--- begin Extracted records ---

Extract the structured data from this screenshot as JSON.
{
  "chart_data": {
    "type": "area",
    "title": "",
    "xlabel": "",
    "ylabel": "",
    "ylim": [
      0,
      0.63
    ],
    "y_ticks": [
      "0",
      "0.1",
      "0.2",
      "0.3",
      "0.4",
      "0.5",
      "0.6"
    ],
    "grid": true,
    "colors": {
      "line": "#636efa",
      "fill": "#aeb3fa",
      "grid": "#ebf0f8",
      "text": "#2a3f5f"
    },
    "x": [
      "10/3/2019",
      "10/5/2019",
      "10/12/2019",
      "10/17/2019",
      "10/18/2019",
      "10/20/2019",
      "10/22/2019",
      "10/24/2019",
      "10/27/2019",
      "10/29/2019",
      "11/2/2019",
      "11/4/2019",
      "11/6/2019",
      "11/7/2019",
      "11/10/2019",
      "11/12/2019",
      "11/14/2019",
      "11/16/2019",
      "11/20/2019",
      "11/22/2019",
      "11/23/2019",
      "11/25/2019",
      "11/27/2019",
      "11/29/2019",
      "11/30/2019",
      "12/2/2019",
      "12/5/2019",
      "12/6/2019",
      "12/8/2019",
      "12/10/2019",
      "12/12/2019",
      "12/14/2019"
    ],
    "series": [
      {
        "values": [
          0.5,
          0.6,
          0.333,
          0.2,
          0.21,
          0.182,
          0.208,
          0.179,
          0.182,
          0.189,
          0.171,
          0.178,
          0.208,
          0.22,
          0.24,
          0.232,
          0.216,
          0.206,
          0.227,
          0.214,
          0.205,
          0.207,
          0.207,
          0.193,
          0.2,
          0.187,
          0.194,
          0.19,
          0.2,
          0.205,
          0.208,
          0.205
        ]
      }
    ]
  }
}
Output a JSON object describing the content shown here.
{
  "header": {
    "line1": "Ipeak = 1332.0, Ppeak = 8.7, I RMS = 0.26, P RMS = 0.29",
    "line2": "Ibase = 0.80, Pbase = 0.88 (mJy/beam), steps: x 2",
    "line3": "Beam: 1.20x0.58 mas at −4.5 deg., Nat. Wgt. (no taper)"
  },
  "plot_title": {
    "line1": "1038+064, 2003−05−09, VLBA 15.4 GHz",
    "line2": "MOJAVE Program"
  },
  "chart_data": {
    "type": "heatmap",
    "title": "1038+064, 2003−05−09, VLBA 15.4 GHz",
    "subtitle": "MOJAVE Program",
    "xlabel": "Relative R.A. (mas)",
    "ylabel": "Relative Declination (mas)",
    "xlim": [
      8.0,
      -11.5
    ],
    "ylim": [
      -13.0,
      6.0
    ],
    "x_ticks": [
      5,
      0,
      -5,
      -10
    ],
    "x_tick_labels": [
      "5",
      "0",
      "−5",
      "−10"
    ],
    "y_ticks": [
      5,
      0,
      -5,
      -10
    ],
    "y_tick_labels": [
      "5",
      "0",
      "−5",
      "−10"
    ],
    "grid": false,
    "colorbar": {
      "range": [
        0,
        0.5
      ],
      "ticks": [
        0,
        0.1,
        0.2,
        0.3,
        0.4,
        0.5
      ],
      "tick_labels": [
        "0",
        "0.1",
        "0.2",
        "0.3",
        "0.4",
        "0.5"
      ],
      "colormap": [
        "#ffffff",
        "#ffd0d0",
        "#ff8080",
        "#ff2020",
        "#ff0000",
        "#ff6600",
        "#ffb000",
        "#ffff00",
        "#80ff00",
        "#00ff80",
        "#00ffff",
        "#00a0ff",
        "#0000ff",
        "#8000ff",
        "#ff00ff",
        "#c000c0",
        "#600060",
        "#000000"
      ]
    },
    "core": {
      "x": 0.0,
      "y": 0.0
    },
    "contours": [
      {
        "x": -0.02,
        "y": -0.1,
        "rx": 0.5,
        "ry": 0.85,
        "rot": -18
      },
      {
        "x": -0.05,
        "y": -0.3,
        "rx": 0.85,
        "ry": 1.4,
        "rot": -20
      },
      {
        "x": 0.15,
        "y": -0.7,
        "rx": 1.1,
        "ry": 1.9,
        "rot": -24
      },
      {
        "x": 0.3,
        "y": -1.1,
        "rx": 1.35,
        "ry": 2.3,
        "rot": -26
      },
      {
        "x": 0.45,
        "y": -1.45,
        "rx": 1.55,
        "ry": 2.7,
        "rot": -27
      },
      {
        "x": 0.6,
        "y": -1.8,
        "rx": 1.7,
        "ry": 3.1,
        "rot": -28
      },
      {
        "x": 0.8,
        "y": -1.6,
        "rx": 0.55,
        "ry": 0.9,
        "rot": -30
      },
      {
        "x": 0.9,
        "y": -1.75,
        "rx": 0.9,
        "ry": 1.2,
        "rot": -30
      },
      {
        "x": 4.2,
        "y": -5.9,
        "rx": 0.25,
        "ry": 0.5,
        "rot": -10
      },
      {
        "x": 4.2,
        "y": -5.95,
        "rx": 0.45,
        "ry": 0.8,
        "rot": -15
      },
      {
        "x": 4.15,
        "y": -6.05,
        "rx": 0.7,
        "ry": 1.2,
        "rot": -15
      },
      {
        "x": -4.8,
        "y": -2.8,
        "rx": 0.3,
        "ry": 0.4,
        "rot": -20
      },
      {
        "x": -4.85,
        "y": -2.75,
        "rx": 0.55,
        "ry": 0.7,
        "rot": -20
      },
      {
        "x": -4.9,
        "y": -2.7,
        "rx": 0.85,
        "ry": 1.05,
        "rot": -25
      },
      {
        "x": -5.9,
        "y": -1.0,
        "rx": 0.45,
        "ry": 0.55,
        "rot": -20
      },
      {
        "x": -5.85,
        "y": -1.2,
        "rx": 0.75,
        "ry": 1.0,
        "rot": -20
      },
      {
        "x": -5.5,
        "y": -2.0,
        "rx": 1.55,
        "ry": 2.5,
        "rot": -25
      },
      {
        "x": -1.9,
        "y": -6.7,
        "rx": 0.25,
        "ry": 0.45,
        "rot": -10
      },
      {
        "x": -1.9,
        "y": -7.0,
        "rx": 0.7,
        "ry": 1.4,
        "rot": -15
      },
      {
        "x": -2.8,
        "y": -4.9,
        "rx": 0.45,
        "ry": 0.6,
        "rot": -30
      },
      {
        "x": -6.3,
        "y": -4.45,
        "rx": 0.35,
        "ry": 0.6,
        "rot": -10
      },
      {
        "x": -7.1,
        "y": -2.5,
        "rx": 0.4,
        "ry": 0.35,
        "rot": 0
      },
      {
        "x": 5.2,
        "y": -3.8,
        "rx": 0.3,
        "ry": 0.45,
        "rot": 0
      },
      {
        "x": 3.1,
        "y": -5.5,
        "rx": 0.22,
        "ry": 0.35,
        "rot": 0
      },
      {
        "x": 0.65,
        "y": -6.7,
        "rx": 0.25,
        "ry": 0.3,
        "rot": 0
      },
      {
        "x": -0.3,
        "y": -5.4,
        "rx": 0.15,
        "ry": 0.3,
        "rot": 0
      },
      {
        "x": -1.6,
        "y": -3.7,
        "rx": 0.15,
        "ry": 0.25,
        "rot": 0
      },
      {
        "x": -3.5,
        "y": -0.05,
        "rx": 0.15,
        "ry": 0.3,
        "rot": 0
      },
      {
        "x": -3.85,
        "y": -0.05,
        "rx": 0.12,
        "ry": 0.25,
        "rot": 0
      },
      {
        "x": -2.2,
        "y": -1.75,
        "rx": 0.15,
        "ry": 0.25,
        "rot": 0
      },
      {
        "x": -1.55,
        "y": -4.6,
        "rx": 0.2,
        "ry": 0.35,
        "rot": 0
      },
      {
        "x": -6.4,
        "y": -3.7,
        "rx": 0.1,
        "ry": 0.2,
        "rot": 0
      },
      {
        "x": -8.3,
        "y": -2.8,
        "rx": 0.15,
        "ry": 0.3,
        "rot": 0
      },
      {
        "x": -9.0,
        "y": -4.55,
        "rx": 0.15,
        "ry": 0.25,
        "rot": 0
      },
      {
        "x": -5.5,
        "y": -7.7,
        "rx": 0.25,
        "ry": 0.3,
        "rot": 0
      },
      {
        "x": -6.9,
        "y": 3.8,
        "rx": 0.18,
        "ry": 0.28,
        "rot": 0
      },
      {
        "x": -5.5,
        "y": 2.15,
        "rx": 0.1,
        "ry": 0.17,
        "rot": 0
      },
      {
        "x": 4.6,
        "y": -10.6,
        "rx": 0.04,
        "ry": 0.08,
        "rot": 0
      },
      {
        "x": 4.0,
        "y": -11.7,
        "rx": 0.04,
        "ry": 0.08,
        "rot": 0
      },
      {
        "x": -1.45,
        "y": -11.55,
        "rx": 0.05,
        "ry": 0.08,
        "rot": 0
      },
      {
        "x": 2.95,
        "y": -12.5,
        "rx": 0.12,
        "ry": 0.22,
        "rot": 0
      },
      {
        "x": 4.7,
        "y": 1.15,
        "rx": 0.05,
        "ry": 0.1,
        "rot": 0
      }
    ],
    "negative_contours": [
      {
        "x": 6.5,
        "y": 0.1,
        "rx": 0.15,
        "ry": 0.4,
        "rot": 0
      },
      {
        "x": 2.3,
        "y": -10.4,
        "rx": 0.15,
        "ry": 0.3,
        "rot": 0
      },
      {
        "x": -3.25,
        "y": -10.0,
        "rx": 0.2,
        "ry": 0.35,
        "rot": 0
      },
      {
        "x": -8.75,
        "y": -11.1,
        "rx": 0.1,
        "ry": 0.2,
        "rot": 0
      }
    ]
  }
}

--- end Extracted records ---

What you are asked to do:
Identify all lines where the word "ylabel" shows up. Copy them.

Solution to the problem:
    "ylabel": "",
    "ylabel": "Relative Declination (mas)",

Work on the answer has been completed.